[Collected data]
.....
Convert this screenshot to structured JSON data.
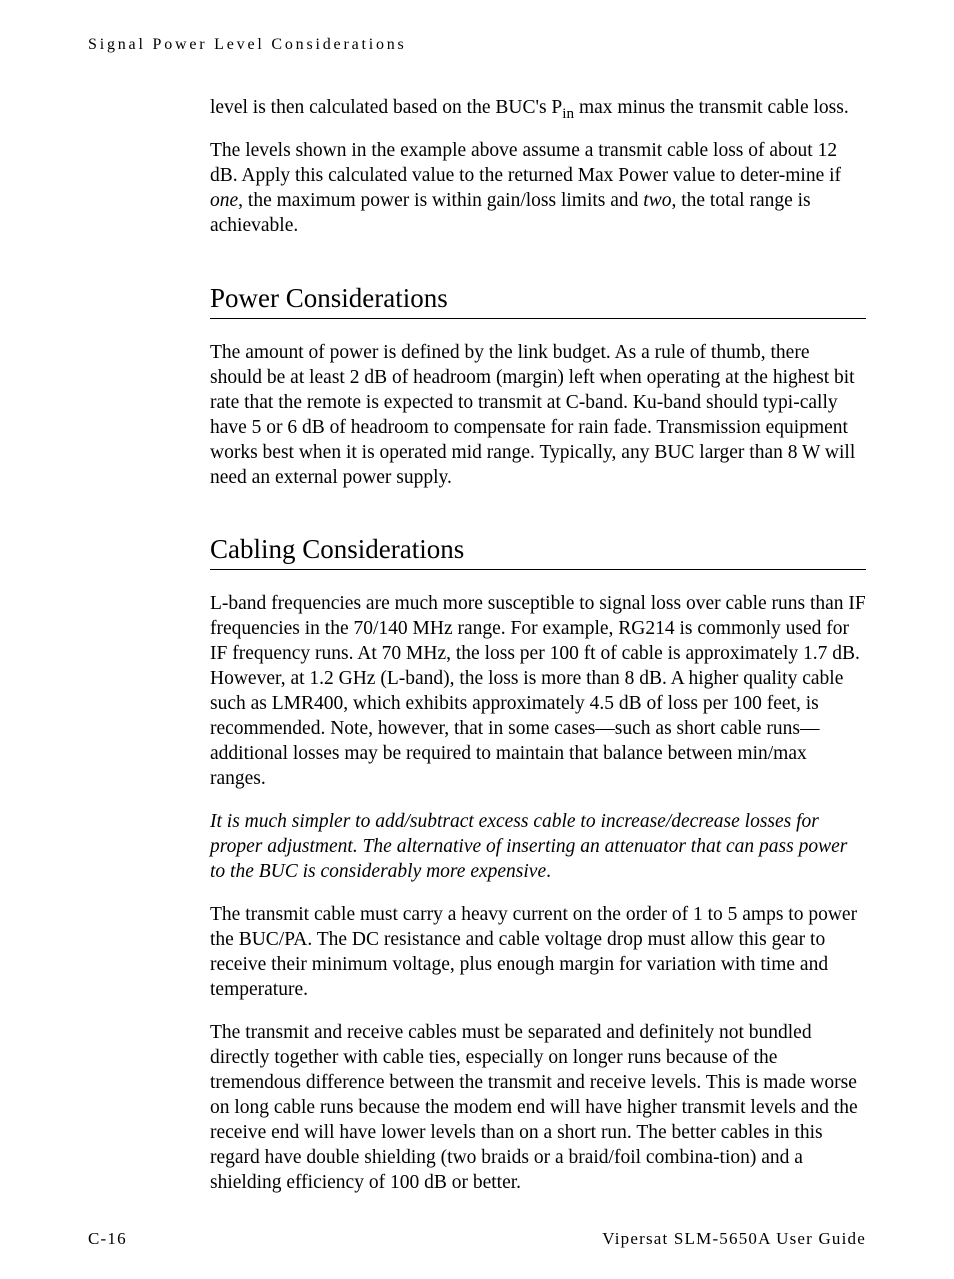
{
  "runningHead": "Signal Power Level Considerations",
  "para1a": "level is then calculated based on the BUC's P",
  "para1sub": "in",
  "para1b": " max minus the transmit cable loss.",
  "para2a": "The levels shown in the example above assume a transmit cable loss of about 12 dB. Apply this calculated value to the returned Max Power value to deter-mine if ",
  "para2i1": "one",
  "para2b": ", the maximum power is within gain/loss limits and ",
  "para2i2": "two",
  "para2c": ", the total range is achievable.",
  "sec1": {
    "title": "Power Considerations",
    "p1": "The amount of power is defined by the link budget. As a rule of thumb, there should be at least 2 dB of headroom (margin) left when operating at the highest bit rate that the remote is expected to transmit at C-band. Ku-band should typi-cally have 5 or 6 dB of headroom to compensate for rain fade. Transmission equipment works best when it is operated mid range. Typically, any BUC larger than 8 W will need an external power supply."
  },
  "sec2": {
    "title": "Cabling Considerations",
    "p1": "L-band frequencies are much more susceptible to signal loss over cable runs than IF frequencies in the 70/140 MHz range. For example, RG214 is commonly used for IF frequency runs. At 70 MHz, the loss per 100 ft of cable is approximately 1.7 dB. However, at 1.2 GHz (L-band), the loss is more than 8 dB. A higher quality cable such as LMR400, which exhibits approximately 4.5 dB of loss per 100 feet, is recommended. Note, however, that in some cases—such as short cable runs—additional losses may be required to maintain that balance between min/max ranges.",
    "p2a": "It is much simpler to add/subtract excess cable to increase/decrease losses for proper adjustment. The alternative of inserting an attenuator that can pass power to the BUC is considerably more expensive",
    "p2b": ".",
    "p3": "The transmit cable must carry a heavy current on the order of 1 to 5 amps to power the BUC/PA. The DC resistance and cable voltage drop must allow this gear to receive their minimum voltage, plus enough margin for variation with time and temperature.",
    "p4": "The transmit and receive cables must be separated and definitely not bundled directly together with cable ties, especially on longer runs because of the tremendous difference between the transmit and receive levels. This is made worse on long cable runs because the modem end will have higher transmit levels and the receive end will have lower levels than on a short run. The better cables in this regard have double shielding (two braids or a braid/foil combina-tion) and a shielding efficiency of 100 dB or better."
  },
  "footer": {
    "left": "C-16",
    "right": "Vipersat SLM-5650A User Guide"
  }
}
.....
» **Task statement**: Drop the images and quote the entries word for word.

» **Worked answer**:
Convert this screenshot to structured JSON data.
{
  "runningHead": "Signal Power Level Considerations",
  "para1a": "level is then calculated based on the BUC's P",
  "para1sub": "in",
  "para1b": " max minus the transmit cable loss.",
  "para2a": "The levels shown in the example above assume a transmit cable loss of about 12 dB. Apply this calculated value to the returned Max Power value to deter-mine if ",
  "para2i1": "one",
  "para2b": ", the maximum power is within gain/loss limits and ",
  "para2i2": "two",
  "para2c": ", the total range is achievable.",
  "sec1": {
    "title": "Power Considerations",
    "p1": "The amount of power is defined by the link budget. As a rule of thumb, there should be at least 2 dB of headroom (margin) left when operating at the highest bit rate that the remote is expected to transmit at C-band. Ku-band should typi-cally have 5 or 6 dB of headroom to compensate for rain fade. Transmission equipment works best when it is operated mid range. Typically, any BUC larger than 8 W will need an external power supply."
  },
  "sec2": {
    "title": "Cabling Considerations",
    "p1": "L-band frequencies are much more susceptible to signal loss over cable runs than IF frequencies in the 70/140 MHz range. For example, RG214 is commonly used for IF frequency runs. At 70 MHz, the loss per 100 ft of cable is approximately 1.7 dB. However, at 1.2 GHz (L-band), the loss is more than 8 dB. A higher quality cable such as LMR400, which exhibits approximately 4.5 dB of loss per 100 feet, is recommended. Note, however, that in some cases—such as short cable runs—additional losses may be required to maintain that balance between min/max ranges.",
    "p2a": "It is much simpler to add/subtract excess cable to increase/decrease losses for proper adjustment. The alternative of inserting an attenuator that can pass power to the BUC is considerably more expensive",
    "p2b": ".",
    "p3": "The transmit cable must carry a heavy current on the order of 1 to 5 amps to power the BUC/PA. The DC resistance and cable voltage drop must allow this gear to receive their minimum voltage, plus enough margin for variation with time and temperature.",
    "p4": "The transmit and receive cables must be separated and definitely not bundled directly together with cable ties, especially on longer runs because of the tremendous difference between the transmit and receive levels. This is made worse on long cable runs because the modem end will have higher transmit levels and the receive end will have lower levels than on a short run. The better cables in this regard have double shielding (two braids or a braid/foil combina-tion) and a shielding efficiency of 100 dB or better."
  },
  "footer": {
    "left": "C-16",
    "right": "Vipersat SLM-5650A User Guide"
  }
}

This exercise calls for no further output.